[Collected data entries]
— start —

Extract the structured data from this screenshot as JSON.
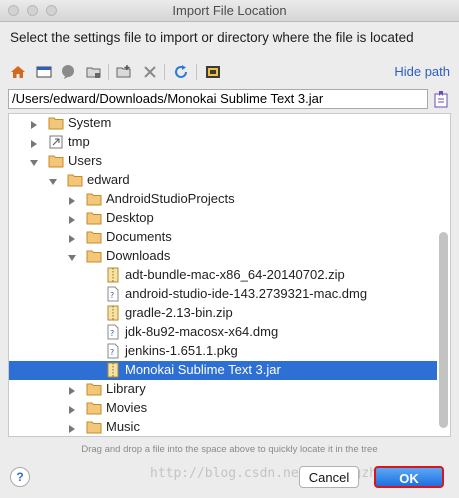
{
  "window": {
    "title": "Import File Location"
  },
  "description": "Select the settings file to import or directory where the file is located",
  "toolbar": {
    "buttons": [
      "home-icon",
      "desktop-icon",
      "project-icon",
      "module-icon",
      "new-folder-icon",
      "delete-icon",
      "refresh-icon",
      "show-hidden-icon"
    ],
    "hide_path": "Hide path"
  },
  "path": {
    "value": "/Users/edward/Downloads/Monokai Sublime Text 3.jar"
  },
  "tree": {
    "rows": [
      {
        "label": "System",
        "depth": 1,
        "kind": "folder",
        "expanded": false
      },
      {
        "label": "tmp",
        "depth": 1,
        "kind": "link-folder",
        "expanded": false
      },
      {
        "label": "Users",
        "depth": 1,
        "kind": "folder",
        "expanded": true
      },
      {
        "label": "edward",
        "depth": 2,
        "kind": "folder",
        "expanded": true
      },
      {
        "label": "AndroidStudioProjects",
        "depth": 3,
        "kind": "folder",
        "expanded": false
      },
      {
        "label": "Desktop",
        "depth": 3,
        "kind": "folder",
        "expanded": false
      },
      {
        "label": "Documents",
        "depth": 3,
        "kind": "folder",
        "expanded": false
      },
      {
        "label": "Downloads",
        "depth": 3,
        "kind": "folder",
        "expanded": true
      },
      {
        "label": "adt-bundle-mac-x86_64-20140702.zip",
        "depth": 4,
        "kind": "archive"
      },
      {
        "label": "android-studio-ide-143.2739321-mac.dmg",
        "depth": 4,
        "kind": "file"
      },
      {
        "label": "gradle-2.13-bin.zip",
        "depth": 4,
        "kind": "archive"
      },
      {
        "label": "jdk-8u92-macosx-x64.dmg",
        "depth": 4,
        "kind": "file"
      },
      {
        "label": "jenkins-1.651.1.pkg",
        "depth": 4,
        "kind": "file"
      },
      {
        "label": "Monokai Sublime Text 3.jar",
        "depth": 4,
        "kind": "archive",
        "selected": true
      },
      {
        "label": "Library",
        "depth": 3,
        "kind": "folder",
        "expanded": false
      },
      {
        "label": "Movies",
        "depth": 3,
        "kind": "folder",
        "expanded": false
      },
      {
        "label": "Music",
        "depth": 3,
        "kind": "folder",
        "expanded": false
      }
    ]
  },
  "hint": "Drag and drop a file into the space above to quickly locate it in the tree",
  "footer": {
    "help": "?",
    "cancel": "Cancel",
    "ok": "OK",
    "watermark": "http://blog.csdn.net/lixingzhiling1"
  },
  "colors": {
    "selection": "#2d6fd2",
    "folder": "#e5a53a",
    "link": "#2c5dbf",
    "ok_border": "#d8161b"
  }
}
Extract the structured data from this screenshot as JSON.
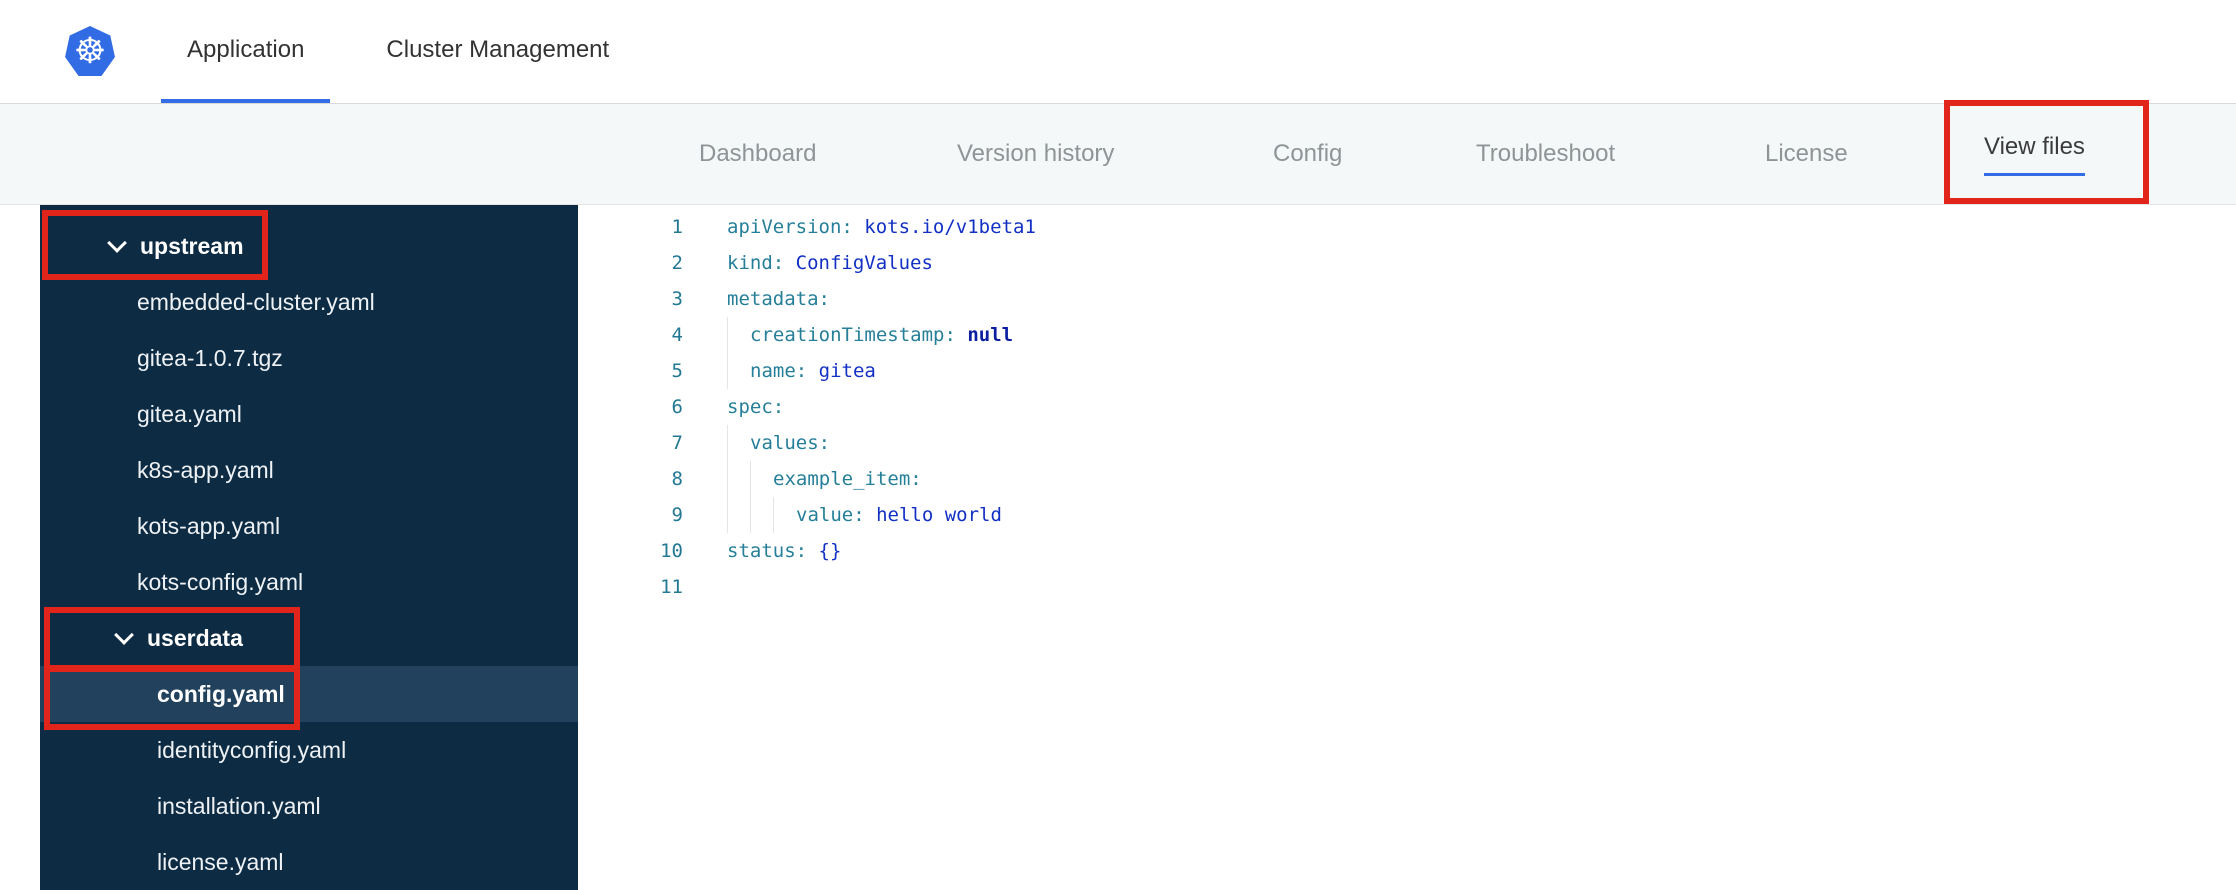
{
  "topbar": {
    "logo": "kubernetes-logo",
    "tabs": [
      {
        "label": "Application",
        "active": true
      },
      {
        "label": "Cluster Management",
        "active": false
      }
    ]
  },
  "subnav": {
    "items": [
      {
        "label": "Dashboard",
        "active": false
      },
      {
        "label": "Version history",
        "active": false
      },
      {
        "label": "Config",
        "active": false
      },
      {
        "label": "Troubleshoot",
        "active": false
      },
      {
        "label": "License",
        "active": false
      },
      {
        "label": "View files",
        "active": true
      }
    ]
  },
  "file_tree": {
    "items": [
      {
        "kind": "folder",
        "label": "upstream",
        "level": 0,
        "expanded": true,
        "selected": false
      },
      {
        "kind": "file",
        "label": "embedded-cluster.yaml",
        "level": 0,
        "selected": false
      },
      {
        "kind": "file",
        "label": "gitea-1.0.7.tgz",
        "level": 0,
        "selected": false
      },
      {
        "kind": "file",
        "label": "gitea.yaml",
        "level": 0,
        "selected": false
      },
      {
        "kind": "file",
        "label": "k8s-app.yaml",
        "level": 0,
        "selected": false
      },
      {
        "kind": "file",
        "label": "kots-app.yaml",
        "level": 0,
        "selected": false
      },
      {
        "kind": "file",
        "label": "kots-config.yaml",
        "level": 0,
        "selected": false
      },
      {
        "kind": "folder",
        "label": "userdata",
        "level": 1,
        "expanded": true,
        "selected": false
      },
      {
        "kind": "file",
        "label": "config.yaml",
        "level": 1,
        "selected": true
      },
      {
        "kind": "file",
        "label": "identityconfig.yaml",
        "level": 1,
        "selected": false
      },
      {
        "kind": "file",
        "label": "installation.yaml",
        "level": 1,
        "selected": false
      },
      {
        "kind": "file",
        "label": "license.yaml",
        "level": 1,
        "selected": false
      }
    ]
  },
  "editor": {
    "file": "config.yaml",
    "lines": [
      {
        "n": 1,
        "g": 0,
        "tok": [
          [
            "key",
            "apiVersion:"
          ],
          [
            "txt",
            " "
          ],
          [
            "val",
            "kots.io/v1beta1"
          ]
        ]
      },
      {
        "n": 2,
        "g": 0,
        "tok": [
          [
            "key",
            "kind:"
          ],
          [
            "txt",
            " "
          ],
          [
            "val",
            "ConfigValues"
          ]
        ]
      },
      {
        "n": 3,
        "g": 0,
        "tok": [
          [
            "key",
            "metadata:"
          ]
        ]
      },
      {
        "n": 4,
        "g": 1,
        "tok": [
          [
            "key",
            "creationTimestamp:"
          ],
          [
            "txt",
            " "
          ],
          [
            "kw",
            "null"
          ]
        ]
      },
      {
        "n": 5,
        "g": 1,
        "tok": [
          [
            "key",
            "name:"
          ],
          [
            "txt",
            " "
          ],
          [
            "val",
            "gitea"
          ]
        ]
      },
      {
        "n": 6,
        "g": 0,
        "tok": [
          [
            "key",
            "spec:"
          ]
        ]
      },
      {
        "n": 7,
        "g": 1,
        "tok": [
          [
            "key",
            "values:"
          ]
        ]
      },
      {
        "n": 8,
        "g": 2,
        "tok": [
          [
            "key",
            "example_item:"
          ]
        ]
      },
      {
        "n": 9,
        "g": 3,
        "tok": [
          [
            "key",
            "value:"
          ],
          [
            "txt",
            " "
          ],
          [
            "val",
            "hello world"
          ]
        ]
      },
      {
        "n": 10,
        "g": 0,
        "tok": [
          [
            "key",
            "status:"
          ],
          [
            "txt",
            " "
          ],
          [
            "val",
            "{}"
          ]
        ]
      },
      {
        "n": 11,
        "g": 0,
        "tok": []
      }
    ]
  },
  "annotations": {
    "boxes": [
      "upstream-folder",
      "userdata-folder",
      "config-yaml-file",
      "view-files-tab"
    ]
  },
  "colors": {
    "accent_blue": "#326de6",
    "kubernetes_blue": "#326ce5",
    "sidebar_bg": "#0d2b43",
    "selected_row_bg": "#21415c",
    "annotation_red": "#e1251b",
    "yaml_key": "#267f99",
    "yaml_value": "#1230c4",
    "yaml_keyword": "#0b1fa0",
    "line_number": "#237893"
  }
}
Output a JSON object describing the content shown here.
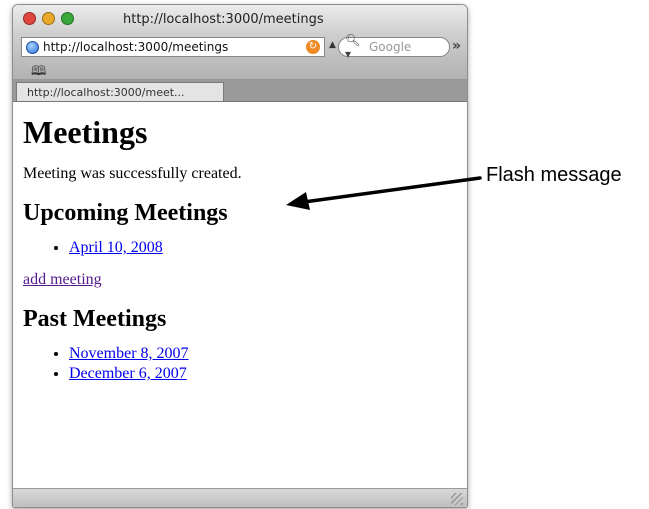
{
  "window": {
    "title": "http://localhost:3000/meetings",
    "traffic_lights": {
      "close": "#e0443e",
      "minimize": "#e9a928",
      "zoom": "#3aa83a"
    }
  },
  "toolbar": {
    "url": "http://localhost:3000/meetings",
    "search_placeholder": "Google",
    "overflow": "»"
  },
  "bookmarks": {
    "icon": "book-icon"
  },
  "tab": {
    "label": "http://localhost:3000/meet..."
  },
  "page": {
    "title": "Meetings",
    "flash": "Meeting was successfully created.",
    "upcoming_heading": "Upcoming Meetings",
    "upcoming": [
      "April 10, 2008"
    ],
    "add_link": "add meeting",
    "past_heading": "Past Meetings",
    "past": [
      "November 8, 2007",
      "December 6, 2007"
    ]
  },
  "annotation": {
    "label": "Flash message"
  }
}
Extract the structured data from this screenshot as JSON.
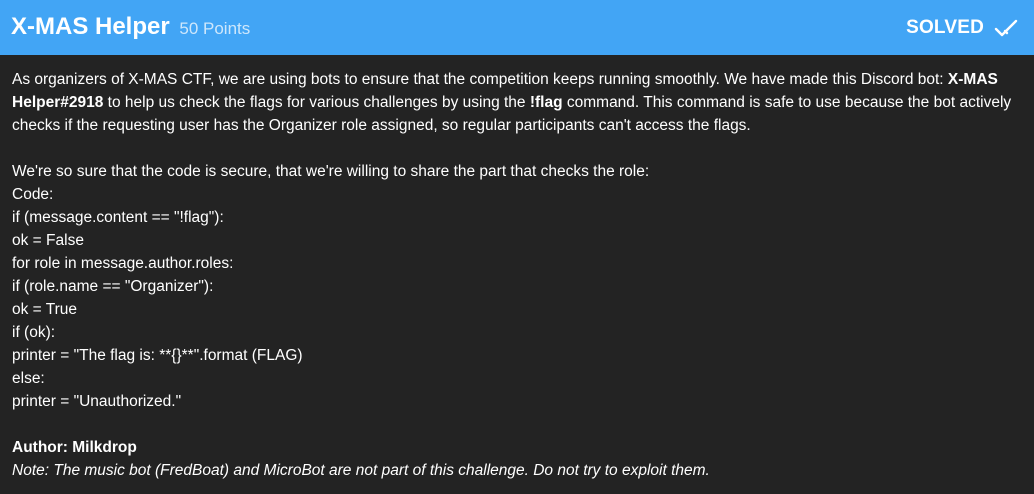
{
  "challenge": {
    "title": "X-MAS Helper",
    "points": "50 Points",
    "status": "SOLVED"
  },
  "description": {
    "p1_a": "As organizers of X-MAS CTF, we are using bots to ensure that the competition keeps running smoothly. We have made this Discord bot: ",
    "bot_name": "X-MAS Helper#2918",
    "p1_b": " to help us check the flags for various challenges by using the ",
    "command": "!flag",
    "p1_c": " command. This command is safe to use because the bot actively checks if the requesting user has the Organizer role assigned, so regular participants can't access the flags.",
    "p2": "We're so sure that the code is secure, that we're willing to share the part that checks the role:",
    "code_label": "Code:",
    "code_lines": [
      "if (message.content == \"!flag\"):",
      "ok = False",
      "for role in message.author.roles:",
      "if (role.name == \"Organizer\"):",
      "ok = True",
      "if (ok):",
      "printer = \"The flag is: **{}**\".format (FLAG)",
      "else:",
      "printer = \"Unauthorized.\""
    ],
    "author": "Author: Milkdrop",
    "note": "Note: The music bot (FredBoat) and MicroBot are not part of this challenge. Do not try to exploit them."
  },
  "colors": {
    "header_bg": "#42a5f5",
    "body_bg": "#232323",
    "text": "#ffffff"
  },
  "icons": {
    "solved": "checkmark-icon"
  }
}
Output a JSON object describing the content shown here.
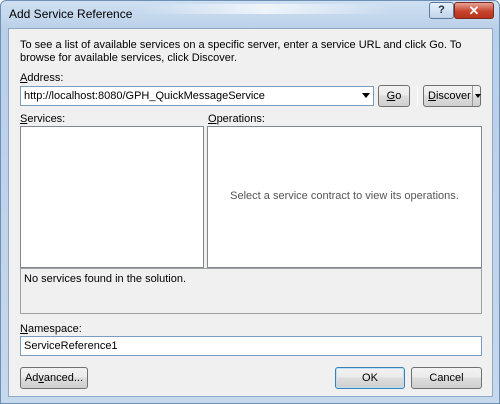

— end —

→ **What the exercise asks**:
Tally the lines in this data that hold the word "gitea" and state only the count.

→ **Answer below**:
3